## What the exercise asks
Reproduce every line of the records below without changing anything.

[Stored data]
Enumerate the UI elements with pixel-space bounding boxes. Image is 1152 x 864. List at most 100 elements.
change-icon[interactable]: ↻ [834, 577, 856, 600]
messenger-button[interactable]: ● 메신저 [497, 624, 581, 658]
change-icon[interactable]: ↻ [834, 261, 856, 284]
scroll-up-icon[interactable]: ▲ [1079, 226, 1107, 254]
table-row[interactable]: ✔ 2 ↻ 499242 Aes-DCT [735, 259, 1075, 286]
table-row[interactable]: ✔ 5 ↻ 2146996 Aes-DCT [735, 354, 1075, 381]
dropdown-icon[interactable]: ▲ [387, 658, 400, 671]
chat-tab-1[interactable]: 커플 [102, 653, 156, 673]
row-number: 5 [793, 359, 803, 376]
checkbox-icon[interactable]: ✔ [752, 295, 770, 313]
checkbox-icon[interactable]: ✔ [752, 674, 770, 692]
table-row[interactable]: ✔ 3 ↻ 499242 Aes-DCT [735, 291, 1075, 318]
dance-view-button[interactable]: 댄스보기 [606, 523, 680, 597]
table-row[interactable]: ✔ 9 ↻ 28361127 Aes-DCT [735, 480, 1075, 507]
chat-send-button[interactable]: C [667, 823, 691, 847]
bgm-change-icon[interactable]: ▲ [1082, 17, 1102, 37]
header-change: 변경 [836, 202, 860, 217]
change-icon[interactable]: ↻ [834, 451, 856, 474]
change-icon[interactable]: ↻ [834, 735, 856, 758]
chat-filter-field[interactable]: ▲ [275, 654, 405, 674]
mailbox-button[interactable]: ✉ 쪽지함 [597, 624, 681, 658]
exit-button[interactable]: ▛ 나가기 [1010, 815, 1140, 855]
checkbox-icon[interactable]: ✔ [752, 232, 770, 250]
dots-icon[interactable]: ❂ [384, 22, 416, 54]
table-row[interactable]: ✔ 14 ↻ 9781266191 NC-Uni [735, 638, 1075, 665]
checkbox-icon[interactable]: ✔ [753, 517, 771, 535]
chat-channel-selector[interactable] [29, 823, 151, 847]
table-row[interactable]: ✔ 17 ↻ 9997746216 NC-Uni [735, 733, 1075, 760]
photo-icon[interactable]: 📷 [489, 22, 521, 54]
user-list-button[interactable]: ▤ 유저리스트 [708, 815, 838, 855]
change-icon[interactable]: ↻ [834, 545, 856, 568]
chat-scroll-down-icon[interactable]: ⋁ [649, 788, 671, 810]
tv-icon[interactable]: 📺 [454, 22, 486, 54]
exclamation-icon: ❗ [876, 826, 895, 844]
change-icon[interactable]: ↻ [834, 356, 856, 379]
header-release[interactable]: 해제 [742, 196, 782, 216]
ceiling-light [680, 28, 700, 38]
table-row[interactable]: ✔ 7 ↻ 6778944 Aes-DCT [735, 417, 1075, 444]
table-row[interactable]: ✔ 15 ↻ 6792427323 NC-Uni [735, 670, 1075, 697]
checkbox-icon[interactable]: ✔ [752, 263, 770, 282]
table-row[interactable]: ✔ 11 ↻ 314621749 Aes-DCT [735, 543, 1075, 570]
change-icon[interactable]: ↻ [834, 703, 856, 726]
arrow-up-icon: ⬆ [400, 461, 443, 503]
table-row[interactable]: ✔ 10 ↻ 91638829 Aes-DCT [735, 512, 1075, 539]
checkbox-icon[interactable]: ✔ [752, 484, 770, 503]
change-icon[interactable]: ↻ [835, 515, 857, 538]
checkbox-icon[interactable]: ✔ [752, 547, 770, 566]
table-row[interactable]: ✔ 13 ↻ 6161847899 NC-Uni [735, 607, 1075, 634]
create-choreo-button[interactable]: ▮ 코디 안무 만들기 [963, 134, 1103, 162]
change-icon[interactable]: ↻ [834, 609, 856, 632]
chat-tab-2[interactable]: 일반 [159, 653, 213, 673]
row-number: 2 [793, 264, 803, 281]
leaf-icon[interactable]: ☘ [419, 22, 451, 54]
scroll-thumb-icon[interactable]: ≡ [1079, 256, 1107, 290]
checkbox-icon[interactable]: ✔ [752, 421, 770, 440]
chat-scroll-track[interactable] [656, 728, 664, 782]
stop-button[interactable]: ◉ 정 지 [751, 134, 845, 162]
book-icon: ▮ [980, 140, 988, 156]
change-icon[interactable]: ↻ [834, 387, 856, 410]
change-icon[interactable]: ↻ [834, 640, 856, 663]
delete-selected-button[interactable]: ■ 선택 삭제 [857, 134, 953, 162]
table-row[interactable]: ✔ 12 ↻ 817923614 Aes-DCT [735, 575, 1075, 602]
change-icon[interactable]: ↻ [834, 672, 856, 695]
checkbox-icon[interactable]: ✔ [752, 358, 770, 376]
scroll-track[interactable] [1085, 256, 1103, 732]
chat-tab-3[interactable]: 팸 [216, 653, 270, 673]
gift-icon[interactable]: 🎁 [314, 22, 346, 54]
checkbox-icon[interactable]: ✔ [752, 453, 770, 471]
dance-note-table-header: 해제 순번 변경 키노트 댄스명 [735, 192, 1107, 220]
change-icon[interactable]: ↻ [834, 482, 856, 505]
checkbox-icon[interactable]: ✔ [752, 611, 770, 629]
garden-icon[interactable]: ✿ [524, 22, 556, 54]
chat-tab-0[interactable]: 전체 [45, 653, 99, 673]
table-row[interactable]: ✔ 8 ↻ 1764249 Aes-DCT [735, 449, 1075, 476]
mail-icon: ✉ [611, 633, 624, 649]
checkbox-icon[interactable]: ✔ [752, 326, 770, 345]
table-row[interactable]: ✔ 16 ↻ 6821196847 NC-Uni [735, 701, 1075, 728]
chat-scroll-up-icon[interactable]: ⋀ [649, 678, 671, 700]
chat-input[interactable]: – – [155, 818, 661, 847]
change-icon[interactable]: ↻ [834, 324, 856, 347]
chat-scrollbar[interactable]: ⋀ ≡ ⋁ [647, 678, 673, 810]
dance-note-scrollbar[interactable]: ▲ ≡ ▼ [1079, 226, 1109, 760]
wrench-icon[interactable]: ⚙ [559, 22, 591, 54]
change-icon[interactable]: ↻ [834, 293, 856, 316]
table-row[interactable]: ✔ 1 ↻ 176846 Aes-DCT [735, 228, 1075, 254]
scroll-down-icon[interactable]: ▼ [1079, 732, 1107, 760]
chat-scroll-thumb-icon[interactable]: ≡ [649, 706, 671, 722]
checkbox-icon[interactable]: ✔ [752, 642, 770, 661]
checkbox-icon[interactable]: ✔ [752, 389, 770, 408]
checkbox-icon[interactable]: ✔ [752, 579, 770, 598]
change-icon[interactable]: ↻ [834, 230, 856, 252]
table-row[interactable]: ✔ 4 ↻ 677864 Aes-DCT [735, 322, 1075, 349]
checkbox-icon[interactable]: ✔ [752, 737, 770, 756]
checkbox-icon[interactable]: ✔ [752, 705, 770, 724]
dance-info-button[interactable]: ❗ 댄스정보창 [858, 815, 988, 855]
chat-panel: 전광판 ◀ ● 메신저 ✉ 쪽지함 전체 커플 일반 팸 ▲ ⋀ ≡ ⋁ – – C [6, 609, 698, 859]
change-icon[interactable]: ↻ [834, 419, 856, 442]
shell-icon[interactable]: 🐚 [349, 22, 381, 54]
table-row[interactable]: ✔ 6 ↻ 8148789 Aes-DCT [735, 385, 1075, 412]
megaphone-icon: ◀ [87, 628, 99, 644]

## Full output
Enumerate the UI elements with pixel-space bounding boxes. Image is 1152 x 864. List at most 100 elements.
change-icon[interactable]: ↻ [834, 577, 856, 600]
messenger-button[interactable]: ● 메신저 [497, 624, 581, 658]
change-icon[interactable]: ↻ [834, 261, 856, 284]
scroll-up-icon[interactable]: ▲ [1079, 226, 1107, 254]
table-row[interactable]: ✔ 2 ↻ 499242 Aes-DCT [735, 259, 1075, 286]
table-row[interactable]: ✔ 5 ↻ 2146996 Aes-DCT [735, 354, 1075, 381]
dropdown-icon[interactable]: ▲ [387, 658, 400, 671]
chat-tab-1[interactable]: 커플 [102, 653, 156, 673]
row-number: 5 [793, 359, 803, 376]
checkbox-icon[interactable]: ✔ [752, 295, 770, 313]
checkbox-icon[interactable]: ✔ [752, 674, 770, 692]
table-row[interactable]: ✔ 3 ↻ 499242 Aes-DCT [735, 291, 1075, 318]
dance-view-button[interactable]: 댄스보기 [606, 523, 680, 597]
table-row[interactable]: ✔ 9 ↻ 28361127 Aes-DCT [735, 480, 1075, 507]
chat-send-button[interactable]: C [667, 823, 691, 847]
bgm-change-icon[interactable]: ▲ [1082, 17, 1102, 37]
header-change: 변경 [836, 202, 860, 217]
change-icon[interactable]: ↻ [834, 451, 856, 474]
change-icon[interactable]: ↻ [834, 735, 856, 758]
chat-filter-field[interactable]: ▲ [275, 654, 405, 674]
mailbox-button[interactable]: ✉ 쪽지함 [597, 624, 681, 658]
exit-button[interactable]: ▛ 나가기 [1010, 815, 1140, 855]
checkbox-icon[interactable]: ✔ [752, 232, 770, 250]
dots-icon[interactable]: ❂ [384, 22, 416, 54]
table-row[interactable]: ✔ 14 ↻ 9781266191 NC-Uni [735, 638, 1075, 665]
checkbox-icon[interactable]: ✔ [753, 517, 771, 535]
chat-channel-selector[interactable] [29, 823, 151, 847]
table-row[interactable]: ✔ 17 ↻ 9997746216 NC-Uni [735, 733, 1075, 760]
photo-icon[interactable]: 📷 [489, 22, 521, 54]
user-list-button[interactable]: ▤ 유저리스트 [708, 815, 838, 855]
change-icon[interactable]: ↻ [834, 545, 856, 568]
chat-scroll-down-icon[interactable]: ⋁ [649, 788, 671, 810]
tv-icon[interactable]: 📺 [454, 22, 486, 54]
exclamation-icon: ❗ [876, 826, 895, 844]
change-icon[interactable]: ↻ [834, 356, 856, 379]
header-release[interactable]: 해제 [742, 196, 782, 216]
ceiling-light [680, 28, 700, 38]
table-row[interactable]: ✔ 7 ↻ 6778944 Aes-DCT [735, 417, 1075, 444]
table-row[interactable]: ✔ 15 ↻ 6792427323 NC-Uni [735, 670, 1075, 697]
checkbox-icon[interactable]: ✔ [752, 263, 770, 282]
table-row[interactable]: ✔ 11 ↻ 314621749 Aes-DCT [735, 543, 1075, 570]
change-icon[interactable]: ↻ [834, 703, 856, 726]
arrow-up-icon: ⬆ [400, 461, 443, 503]
table-row[interactable]: ✔ 10 ↻ 91638829 Aes-DCT [735, 512, 1075, 539]
checkbox-icon[interactable]: ✔ [752, 484, 770, 503]
change-icon[interactable]: ↻ [835, 515, 857, 538]
checkbox-icon[interactable]: ✔ [752, 547, 770, 566]
table-row[interactable]: ✔ 13 ↻ 6161847899 NC-Uni [735, 607, 1075, 634]
create-choreo-button[interactable]: ▮ 코디 안무 만들기 [963, 134, 1103, 162]
change-icon[interactable]: ↻ [834, 609, 856, 632]
chat-tab-2[interactable]: 일반 [159, 653, 213, 673]
row-number: 2 [793, 264, 803, 281]
leaf-icon[interactable]: ☘ [419, 22, 451, 54]
scroll-thumb-icon[interactable]: ≡ [1079, 256, 1107, 290]
checkbox-icon[interactable]: ✔ [752, 421, 770, 440]
chat-scroll-track[interactable] [656, 728, 664, 782]
stop-button[interactable]: ◉ 정 지 [751, 134, 845, 162]
book-icon: ▮ [980, 140, 988, 156]
change-icon[interactable]: ↻ [834, 387, 856, 410]
change-icon[interactable]: ↻ [834, 640, 856, 663]
delete-selected-button[interactable]: ■ 선택 삭제 [857, 134, 953, 162]
table-row[interactable]: ✔ 12 ↻ 817923614 Aes-DCT [735, 575, 1075, 602]
change-icon[interactable]: ↻ [834, 672, 856, 695]
checkbox-icon[interactable]: ✔ [752, 358, 770, 376]
scroll-track[interactable] [1085, 256, 1103, 732]
chat-tab-3[interactable]: 팸 [216, 653, 270, 673]
gift-icon[interactable]: 🎁 [314, 22, 346, 54]
checkbox-icon[interactable]: ✔ [752, 453, 770, 471]
dance-note-table-header: 해제 순번 변경 키노트 댄스명 [735, 192, 1107, 220]
change-icon[interactable]: ↻ [834, 482, 856, 505]
checkbox-icon[interactable]: ✔ [752, 611, 770, 629]
garden-icon[interactable]: ✿ [524, 22, 556, 54]
chat-tab-0[interactable]: 전체 [45, 653, 99, 673]
table-row[interactable]: ✔ 8 ↻ 1764249 Aes-DCT [735, 449, 1075, 476]
mail-icon: ✉ [611, 633, 624, 649]
checkbox-icon[interactable]: ✔ [752, 326, 770, 345]
table-row[interactable]: ✔ 16 ↻ 6821196847 NC-Uni [735, 701, 1075, 728]
chat-scroll-up-icon[interactable]: ⋀ [649, 678, 671, 700]
chat-input[interactable]: – – [155, 818, 661, 847]
change-icon[interactable]: ↻ [834, 324, 856, 347]
chat-scrollbar[interactable]: ⋀ ≡ ⋁ [647, 678, 673, 810]
dance-note-scrollbar[interactable]: ▲ ≡ ▼ [1079, 226, 1109, 760]
wrench-icon[interactable]: ⚙ [559, 22, 591, 54]
change-icon[interactable]: ↻ [834, 293, 856, 316]
table-row[interactable]: ✔ 1 ↻ 176846 Aes-DCT [735, 228, 1075, 254]
scroll-down-icon[interactable]: ▼ [1079, 732, 1107, 760]
chat-scroll-thumb-icon[interactable]: ≡ [649, 706, 671, 722]
checkbox-icon[interactable]: ✔ [752, 642, 770, 661]
checkbox-icon[interactable]: ✔ [752, 389, 770, 408]
checkbox-icon[interactable]: ✔ [752, 579, 770, 598]
change-icon[interactable]: ↻ [834, 230, 856, 252]
table-row[interactable]: ✔ 4 ↻ 677864 Aes-DCT [735, 322, 1075, 349]
checkbox-icon[interactable]: ✔ [752, 737, 770, 756]
checkbox-icon[interactable]: ✔ [752, 705, 770, 724]
dance-info-button[interactable]: ❗ 댄스정보창 [858, 815, 988, 855]
chat-panel: 전광판 ◀ ● 메신저 ✉ 쪽지함 전체 커플 일반 팸 ▲ ⋀ ≡ ⋁ – – C [6, 609, 698, 859]
change-icon[interactable]: ↻ [834, 419, 856, 442]
shell-icon[interactable]: 🐚 [349, 22, 381, 54]
table-row[interactable]: ✔ 6 ↻ 8148789 Aes-DCT [735, 385, 1075, 412]
megaphone-icon: ◀ [87, 628, 99, 644]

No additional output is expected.